As the founder of the nonprofit Bioethics International and the Good Pharma Scorecard, I have been working on developing standards for clinical trial transparency and benchmarking the performance of new drugs and drug companies against those standards. Our goal is to improve ethics, trustworthiness, and patient-centricity/engagement in the development and commercialization of medical products and healthcare innovation. Our initial area of focus is clinical trial transparency.
At BEI, transparency means that trials are registered, have summary results accurately reported in a public databank, are submitted for publication in the medical literature, and comply with US disclosure requirements defined in the Food and Drug Administration Amendments Act of 2007 (FDAAA). We also support the sharing of patient-level data and the returning of lay summary results to trial participants.
In the Good Pharma Scorecard, we assess transparency for 3 different groups of trials: all trials in an FDA-approved New Drug Application (NDA), patient trials (trials conducted in patients, excluding trials in healthy volunteers), and FDAAA-applicable trials (trials legally required to be reported in ClinicalTrials.gov).1
We benchmark transparency using these 3 different sets of trials, because we found that clinical trial transparency means different things to different people, groups, and institutions. Thus, we try to provide key stakeholders with the performance metrics that are meaningful and useful to them.
“…increasing levels of transparency have opened up other ethics conversations. For example, thanks to enhanced transparency we now know more details about clinical trial designs and enrollments.”
We regularly convene stakeholders such as patient groups, physician groups, ethicists, academics, and companies to understand what clinical trial transparency and ethical innovation means to them. In turn, we help catalyze stronger consensus and operationalization of best practices. We also try to connect with regulators and other groups to develop guidance and opportunities to align our work with theirs.
As part of this work, my team at BEI reviewed the data sharing statement from the International Committee of Medical Journal Editors (ICMJE), which advises researchers to publicize their data-sharing policy each time they publish clinical trial results in one of their member journals. We applaud this step forward, but the ICMJE was largely silent on the contents of those policies. Technically, an author could have a policy that states they won’t share any data.

» ACTION ITEM A
In the passage on clinical trial transparency, which law's disclosure requirements must trials comply with under BEI's definition of transparency?
» ACTION ITEM B
Reproduce the passage on clinical trial transparency word for word from "In the Good" to "useful to them.".

» DATASET EXTRACT
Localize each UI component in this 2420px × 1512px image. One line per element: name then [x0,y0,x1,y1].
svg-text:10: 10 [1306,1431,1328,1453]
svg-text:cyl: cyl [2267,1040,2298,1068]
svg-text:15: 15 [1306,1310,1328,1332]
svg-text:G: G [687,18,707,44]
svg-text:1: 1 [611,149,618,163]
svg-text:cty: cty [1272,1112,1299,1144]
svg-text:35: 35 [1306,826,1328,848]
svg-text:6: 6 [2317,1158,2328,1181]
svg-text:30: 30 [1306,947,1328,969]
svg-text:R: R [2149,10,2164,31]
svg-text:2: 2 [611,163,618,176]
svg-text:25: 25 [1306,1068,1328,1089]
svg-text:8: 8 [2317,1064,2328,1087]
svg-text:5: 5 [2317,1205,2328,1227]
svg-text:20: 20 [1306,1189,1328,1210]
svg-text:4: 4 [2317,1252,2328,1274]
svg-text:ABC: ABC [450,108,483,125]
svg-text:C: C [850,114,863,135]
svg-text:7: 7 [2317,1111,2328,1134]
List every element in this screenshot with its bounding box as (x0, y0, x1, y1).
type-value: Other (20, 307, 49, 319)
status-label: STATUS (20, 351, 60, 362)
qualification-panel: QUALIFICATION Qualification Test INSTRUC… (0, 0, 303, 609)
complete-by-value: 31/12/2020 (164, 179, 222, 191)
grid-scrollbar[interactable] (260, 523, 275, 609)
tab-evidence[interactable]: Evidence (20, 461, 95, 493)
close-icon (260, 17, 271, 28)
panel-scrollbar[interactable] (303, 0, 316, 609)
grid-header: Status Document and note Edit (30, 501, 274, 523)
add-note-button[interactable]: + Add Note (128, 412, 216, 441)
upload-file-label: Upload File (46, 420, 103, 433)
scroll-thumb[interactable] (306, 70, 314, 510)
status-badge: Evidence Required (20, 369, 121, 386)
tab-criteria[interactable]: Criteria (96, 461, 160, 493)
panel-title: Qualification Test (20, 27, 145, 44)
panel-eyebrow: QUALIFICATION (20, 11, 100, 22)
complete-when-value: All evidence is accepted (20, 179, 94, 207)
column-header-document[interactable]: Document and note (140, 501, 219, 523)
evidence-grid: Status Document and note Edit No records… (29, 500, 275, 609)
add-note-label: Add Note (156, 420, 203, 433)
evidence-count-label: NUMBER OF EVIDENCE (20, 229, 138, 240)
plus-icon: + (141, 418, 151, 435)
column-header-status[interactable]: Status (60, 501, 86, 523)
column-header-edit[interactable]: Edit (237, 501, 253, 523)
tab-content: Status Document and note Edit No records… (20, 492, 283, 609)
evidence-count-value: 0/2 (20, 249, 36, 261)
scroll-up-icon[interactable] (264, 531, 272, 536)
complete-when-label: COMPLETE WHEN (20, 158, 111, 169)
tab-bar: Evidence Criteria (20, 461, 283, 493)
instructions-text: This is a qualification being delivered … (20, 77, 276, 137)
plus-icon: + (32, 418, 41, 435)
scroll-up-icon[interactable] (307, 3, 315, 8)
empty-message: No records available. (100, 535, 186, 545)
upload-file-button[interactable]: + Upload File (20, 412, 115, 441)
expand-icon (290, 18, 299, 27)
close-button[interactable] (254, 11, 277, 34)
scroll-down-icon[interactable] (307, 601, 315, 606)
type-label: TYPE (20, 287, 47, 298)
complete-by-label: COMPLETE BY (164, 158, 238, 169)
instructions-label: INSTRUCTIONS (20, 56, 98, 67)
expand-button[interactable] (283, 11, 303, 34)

» PROBLEM SOLUTION A
The Food and Drug Administration Amendments Act of 2007 (FDAAA).

» PROBLEM SOLUTION B
In the Good Pharma Scorecard, we assess transparency for 3 different groups of trials: all trials in an FDA-approved New Drug Application (NDA), patient trials (trials conducted in patients, excluding trials in healthy volunteers), and FDAAA-applicable trials (trials legally required to be reported in ClinicalTrials.gov).1
We benchmark transparency using these 3 different sets of trials, because we found that clinical trial transparency means different things to different people, groups, and institutions. Thus, we try to provide key stakeholders with the performance metrics that are meaningful and useful to them.